WHAT THE TASK REQUIRES
Please copy every line of the data in which the string "significantes" appears.

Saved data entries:

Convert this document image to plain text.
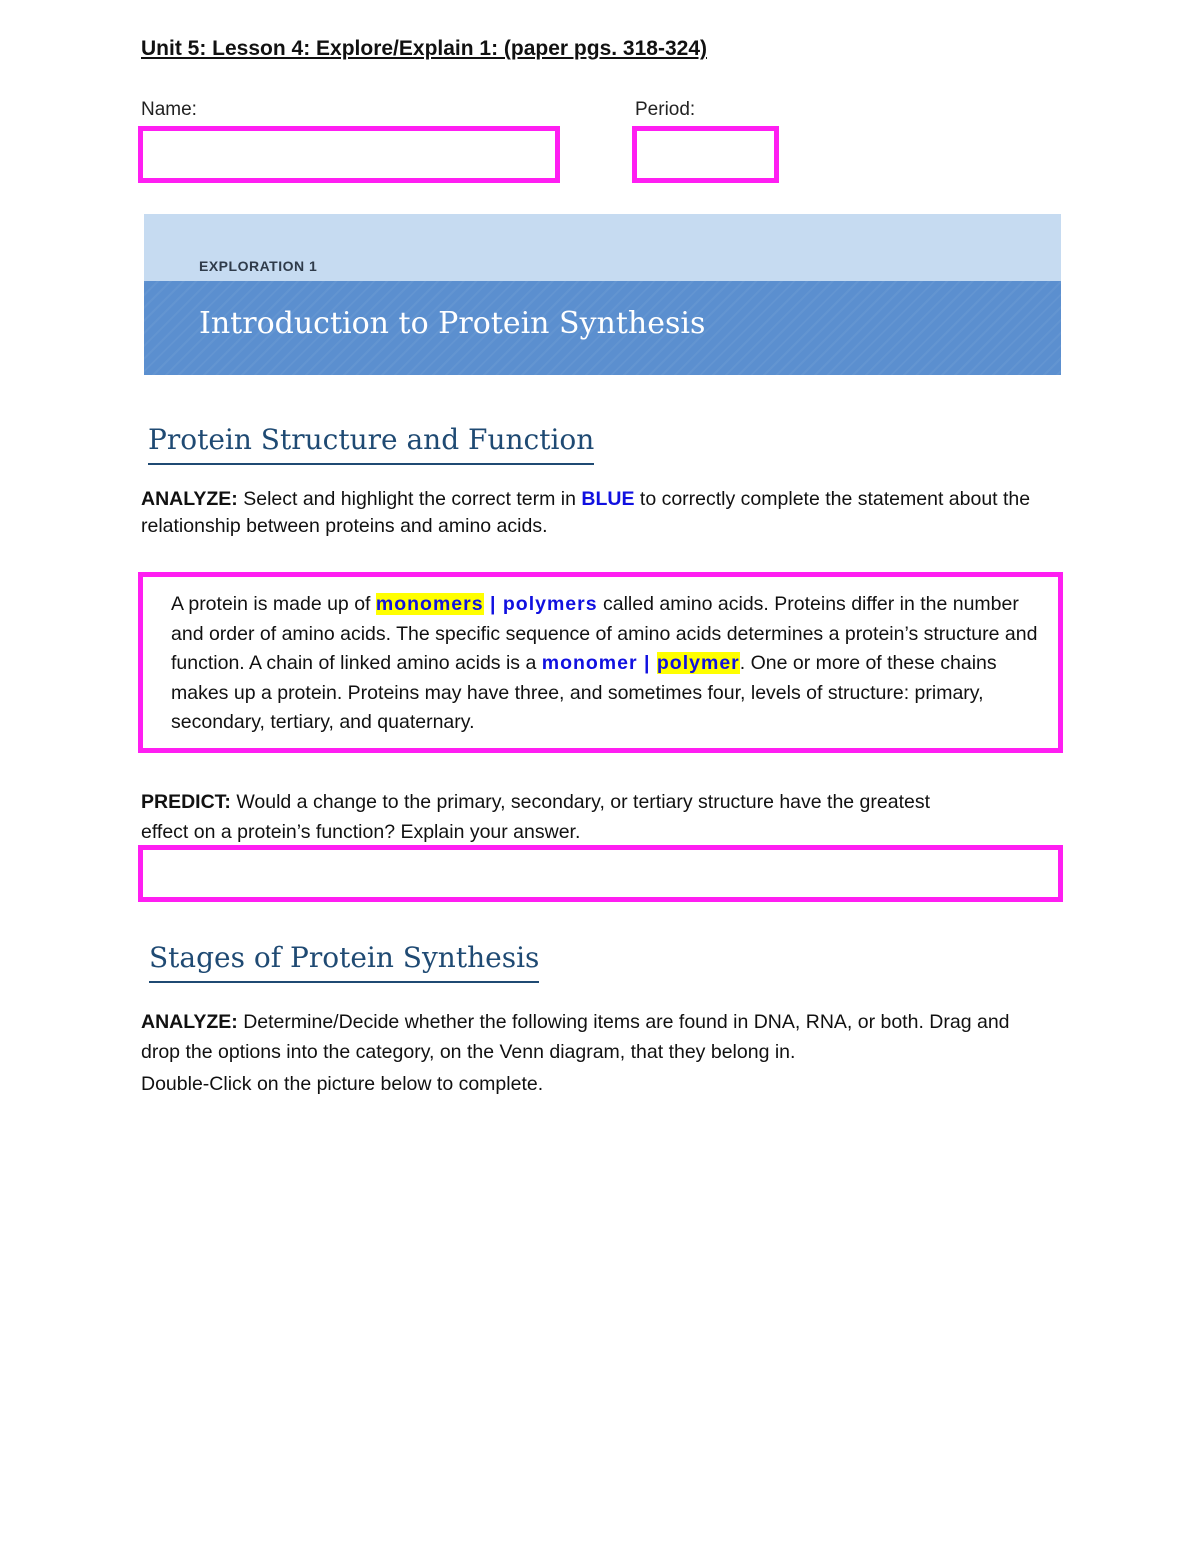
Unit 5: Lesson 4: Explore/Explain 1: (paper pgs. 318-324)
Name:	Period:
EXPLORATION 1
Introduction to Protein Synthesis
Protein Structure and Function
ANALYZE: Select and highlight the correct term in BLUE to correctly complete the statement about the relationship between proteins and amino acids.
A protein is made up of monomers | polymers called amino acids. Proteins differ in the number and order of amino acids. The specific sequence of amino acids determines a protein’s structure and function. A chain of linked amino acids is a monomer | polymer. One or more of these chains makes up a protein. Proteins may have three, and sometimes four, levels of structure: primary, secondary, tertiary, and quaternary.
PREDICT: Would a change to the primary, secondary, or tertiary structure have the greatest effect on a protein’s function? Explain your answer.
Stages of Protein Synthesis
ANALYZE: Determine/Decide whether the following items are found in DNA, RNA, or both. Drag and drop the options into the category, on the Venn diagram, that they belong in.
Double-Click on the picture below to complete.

...

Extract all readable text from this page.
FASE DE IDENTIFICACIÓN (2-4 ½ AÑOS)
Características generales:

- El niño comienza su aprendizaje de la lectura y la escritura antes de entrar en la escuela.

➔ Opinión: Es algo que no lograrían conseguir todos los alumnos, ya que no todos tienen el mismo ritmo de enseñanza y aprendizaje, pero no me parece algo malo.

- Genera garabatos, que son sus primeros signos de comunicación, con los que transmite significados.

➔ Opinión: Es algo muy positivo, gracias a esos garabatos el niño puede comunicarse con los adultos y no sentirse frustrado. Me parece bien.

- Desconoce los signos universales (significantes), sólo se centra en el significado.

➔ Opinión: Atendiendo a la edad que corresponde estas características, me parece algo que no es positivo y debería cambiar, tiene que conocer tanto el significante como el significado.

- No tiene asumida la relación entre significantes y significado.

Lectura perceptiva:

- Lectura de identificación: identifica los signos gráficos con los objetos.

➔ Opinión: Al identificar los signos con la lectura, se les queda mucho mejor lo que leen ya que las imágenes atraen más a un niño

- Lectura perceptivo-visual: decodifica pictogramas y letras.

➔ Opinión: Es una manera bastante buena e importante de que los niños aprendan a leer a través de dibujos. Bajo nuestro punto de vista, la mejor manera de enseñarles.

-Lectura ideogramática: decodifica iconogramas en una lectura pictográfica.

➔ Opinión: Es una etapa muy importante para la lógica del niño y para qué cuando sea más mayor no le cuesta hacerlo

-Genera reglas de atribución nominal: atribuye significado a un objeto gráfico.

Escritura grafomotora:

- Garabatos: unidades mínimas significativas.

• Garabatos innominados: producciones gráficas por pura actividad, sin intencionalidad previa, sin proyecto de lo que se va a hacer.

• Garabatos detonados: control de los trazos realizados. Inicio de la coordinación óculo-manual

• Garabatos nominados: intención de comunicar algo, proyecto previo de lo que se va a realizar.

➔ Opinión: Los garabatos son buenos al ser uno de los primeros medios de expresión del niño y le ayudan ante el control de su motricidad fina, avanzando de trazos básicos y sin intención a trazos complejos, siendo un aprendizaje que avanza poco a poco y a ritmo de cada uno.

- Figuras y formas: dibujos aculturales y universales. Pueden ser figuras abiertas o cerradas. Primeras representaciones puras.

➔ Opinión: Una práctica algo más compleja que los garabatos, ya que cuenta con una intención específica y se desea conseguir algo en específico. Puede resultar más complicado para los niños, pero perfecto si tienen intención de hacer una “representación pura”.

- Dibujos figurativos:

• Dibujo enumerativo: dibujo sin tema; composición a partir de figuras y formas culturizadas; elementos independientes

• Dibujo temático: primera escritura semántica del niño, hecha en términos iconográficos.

RESPONSE
- Desconoce los signos universales (significantes), sólo se centra en el significado.
- No tiene asumida la relación entre significantes y significado.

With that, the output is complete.